**Task to complete:** Write out the whole listing word for word.
↓
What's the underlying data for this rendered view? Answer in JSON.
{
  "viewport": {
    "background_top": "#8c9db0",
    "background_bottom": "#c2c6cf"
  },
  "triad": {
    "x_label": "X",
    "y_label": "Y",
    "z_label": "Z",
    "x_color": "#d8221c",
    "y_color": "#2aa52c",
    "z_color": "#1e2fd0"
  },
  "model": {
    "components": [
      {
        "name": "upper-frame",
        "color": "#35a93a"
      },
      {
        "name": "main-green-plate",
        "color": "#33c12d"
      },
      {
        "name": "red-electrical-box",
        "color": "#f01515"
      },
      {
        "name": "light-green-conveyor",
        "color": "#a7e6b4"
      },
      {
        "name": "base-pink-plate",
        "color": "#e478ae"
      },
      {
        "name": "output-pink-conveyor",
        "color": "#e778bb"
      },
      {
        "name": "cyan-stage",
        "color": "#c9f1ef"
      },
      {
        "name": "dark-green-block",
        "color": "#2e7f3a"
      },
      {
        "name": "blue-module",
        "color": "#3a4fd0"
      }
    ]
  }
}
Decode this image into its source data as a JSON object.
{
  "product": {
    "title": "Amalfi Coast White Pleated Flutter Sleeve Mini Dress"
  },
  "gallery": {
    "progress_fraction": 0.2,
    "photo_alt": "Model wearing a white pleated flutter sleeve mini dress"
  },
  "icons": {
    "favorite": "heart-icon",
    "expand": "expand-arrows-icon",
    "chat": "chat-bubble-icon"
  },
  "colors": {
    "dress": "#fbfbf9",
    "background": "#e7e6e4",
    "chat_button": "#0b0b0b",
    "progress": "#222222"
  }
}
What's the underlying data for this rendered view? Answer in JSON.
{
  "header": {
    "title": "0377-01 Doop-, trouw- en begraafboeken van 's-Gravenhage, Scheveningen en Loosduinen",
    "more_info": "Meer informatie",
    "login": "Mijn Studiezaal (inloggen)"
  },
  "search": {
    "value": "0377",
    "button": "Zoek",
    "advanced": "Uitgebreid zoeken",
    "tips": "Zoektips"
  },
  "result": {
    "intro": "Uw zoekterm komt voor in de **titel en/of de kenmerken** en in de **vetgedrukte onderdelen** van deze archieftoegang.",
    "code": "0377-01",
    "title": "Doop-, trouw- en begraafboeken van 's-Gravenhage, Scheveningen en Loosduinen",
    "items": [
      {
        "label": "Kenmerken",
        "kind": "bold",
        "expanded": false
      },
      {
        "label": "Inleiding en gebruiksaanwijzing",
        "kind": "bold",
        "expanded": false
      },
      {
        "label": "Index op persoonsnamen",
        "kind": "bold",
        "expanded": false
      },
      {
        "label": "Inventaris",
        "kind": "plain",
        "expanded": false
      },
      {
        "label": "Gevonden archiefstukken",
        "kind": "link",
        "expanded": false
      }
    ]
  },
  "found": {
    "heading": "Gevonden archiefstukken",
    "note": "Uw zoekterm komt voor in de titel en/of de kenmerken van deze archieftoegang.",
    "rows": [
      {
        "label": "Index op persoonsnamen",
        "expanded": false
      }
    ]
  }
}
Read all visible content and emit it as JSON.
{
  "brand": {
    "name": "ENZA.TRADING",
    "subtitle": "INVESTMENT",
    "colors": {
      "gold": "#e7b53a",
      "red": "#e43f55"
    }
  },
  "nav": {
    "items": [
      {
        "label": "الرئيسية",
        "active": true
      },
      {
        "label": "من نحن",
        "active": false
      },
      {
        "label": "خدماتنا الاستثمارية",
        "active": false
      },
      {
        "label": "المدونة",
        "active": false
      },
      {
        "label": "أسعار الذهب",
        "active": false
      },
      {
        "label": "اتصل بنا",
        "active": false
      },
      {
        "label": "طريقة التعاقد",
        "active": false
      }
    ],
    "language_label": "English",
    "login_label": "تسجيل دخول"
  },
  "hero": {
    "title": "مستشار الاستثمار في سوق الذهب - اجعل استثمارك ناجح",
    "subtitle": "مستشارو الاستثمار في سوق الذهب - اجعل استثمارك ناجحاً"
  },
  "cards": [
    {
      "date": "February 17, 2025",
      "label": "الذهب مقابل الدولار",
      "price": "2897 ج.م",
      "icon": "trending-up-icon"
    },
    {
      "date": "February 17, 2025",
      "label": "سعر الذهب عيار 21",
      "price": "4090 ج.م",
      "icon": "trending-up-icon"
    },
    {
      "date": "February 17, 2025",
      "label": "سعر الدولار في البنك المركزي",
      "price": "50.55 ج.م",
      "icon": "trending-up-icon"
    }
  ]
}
↑
**Exercise answer:**
What's the underlying data for this rendered view? Answer in JSON.
{
  "viewport": {
    "background_top": "#8c9db0",
    "background_bottom": "#c2c6cf"
  },
  "triad": {
    "x_label": "X",
    "y_label": "Y",
    "z_label": "Z",
    "x_color": "#d8221c",
    "y_color": "#2aa52c",
    "z_color": "#1e2fd0"
  },
  "model": {
    "components": [
      {
        "name": "upper-frame",
        "color": "#35a93a"
      },
      {
        "name": "main-green-plate",
        "color": "#33c12d"
      },
      {
        "name": "red-electrical-box",
        "color": "#f01515"
      },
      {
        "name": "light-green-conveyor",
        "color": "#a7e6b4"
      },
      {
        "name": "base-pink-plate",
        "color": "#e478ae"
      },
      {
        "name": "output-pink-conveyor",
        "color": "#e778bb"
      },
      {
        "name": "cyan-stage",
        "color": "#c9f1ef"
      },
      {
        "name": "dark-green-block",
        "color": "#2e7f3a"
      },
      {
        "name": "blue-module",
        "color": "#3a4fd0"
      }
    ]
  }
}
Decode this image into its source data as a JSON object.
{
  "product": {
    "title": "Amalfi Coast White Pleated Flutter Sleeve Mini Dress"
  },
  "gallery": {
    "progress_fraction": 0.2,
    "photo_alt": "Model wearing a white pleated flutter sleeve mini dress"
  },
  "icons": {
    "favorite": "heart-icon",
    "expand": "expand-arrows-icon",
    "chat": "chat-bubble-icon"
  },
  "colors": {
    "dress": "#fbfbf9",
    "background": "#e7e6e4",
    "chat_button": "#0b0b0b",
    "progress": "#222222"
  }
}
What's the underlying data for this rendered view? Answer in JSON.
{
  "header": {
    "title": "0377-01 Doop-, trouw- en begraafboeken van 's-Gravenhage, Scheveningen en Loosduinen",
    "more_info": "Meer informatie",
    "login": "Mijn Studiezaal (inloggen)"
  },
  "search": {
    "value": "0377",
    "button": "Zoek",
    "advanced": "Uitgebreid zoeken",
    "tips": "Zoektips"
  },
  "result": {
    "intro": "Uw zoekterm komt voor in de **titel en/of de kenmerken** en in de **vetgedrukte onderdelen** van deze archieftoegang.",
    "code": "0377-01",
    "title": "Doop-, trouw- en begraafboeken van 's-Gravenhage, Scheveningen en Loosduinen",
    "items": [
      {
        "label": "Kenmerken",
        "kind": "bold",
        "expanded": false
      },
      {
        "label": "Inleiding en gebruiksaanwijzing",
        "kind": "bold",
        "expanded": false
      },
      {
        "label": "Index op persoonsnamen",
        "kind": "bold",
        "expanded": false
      },
      {
        "label": "Inventaris",
        "kind": "plain",
        "expanded": false
      },
      {
        "label": "Gevonden archiefstukken",
        "kind": "link",
        "expanded": false
      }
    ]
  },
  "found": {
    "heading": "Gevonden archiefstukken",
    "note": "Uw zoekterm komt voor in de titel en/of de kenmerken van deze archieftoegang.",
    "rows": [
      {
        "label": "Index op persoonsnamen",
        "expanded": false
      }
    ]
  }
}
Read all visible content and emit it as JSON.
{
  "brand": {
    "name": "ENZA.TRADING",
    "subtitle": "INVESTMENT",
    "colors": {
      "gold": "#e7b53a",
      "red": "#e43f55"
    }
  },
  "nav": {
    "items": [
      {
        "label": "الرئيسية",
        "active": true
      },
      {
        "label": "من نحن",
        "active": false
      },
      {
        "label": "خدماتنا الاستثمارية",
        "active": false
      },
      {
        "label": "المدونة",
        "active": false
      },
      {
        "label": "أسعار الذهب",
        "active": false
      },
      {
        "label": "اتصل بنا",
        "active": false
      },
      {
        "label": "طريقة التعاقد",
        "active": false
      }
    ],
    "language_label": "English",
    "login_label": "تسجيل دخول"
  },
  "hero": {
    "title": "مستشار الاستثمار في سوق الذهب - اجعل استثمارك ناجح",
    "subtitle": "مستشارو الاستثمار في سوق الذهب - اجعل استثمارك ناجحاً"
  },
  "cards": [
    {
      "date": "February 17, 2025",
      "label": "الذهب مقابل الدولار",
      "price": "2897 ج.م",
      "icon": "trending-up-icon"
    },
    {
      "date": "February 17, 2025",
      "label": "سعر الذهب عيار 21",
      "price": "4090 ج.م",
      "icon": "trending-up-icon"
    },
    {
      "date": "February 17, 2025",
      "label": "سعر الدولار في البنك المركزي",
      "price": "50.55 ج.م",
      "icon": "trending-up-icon"
    }
  ]
}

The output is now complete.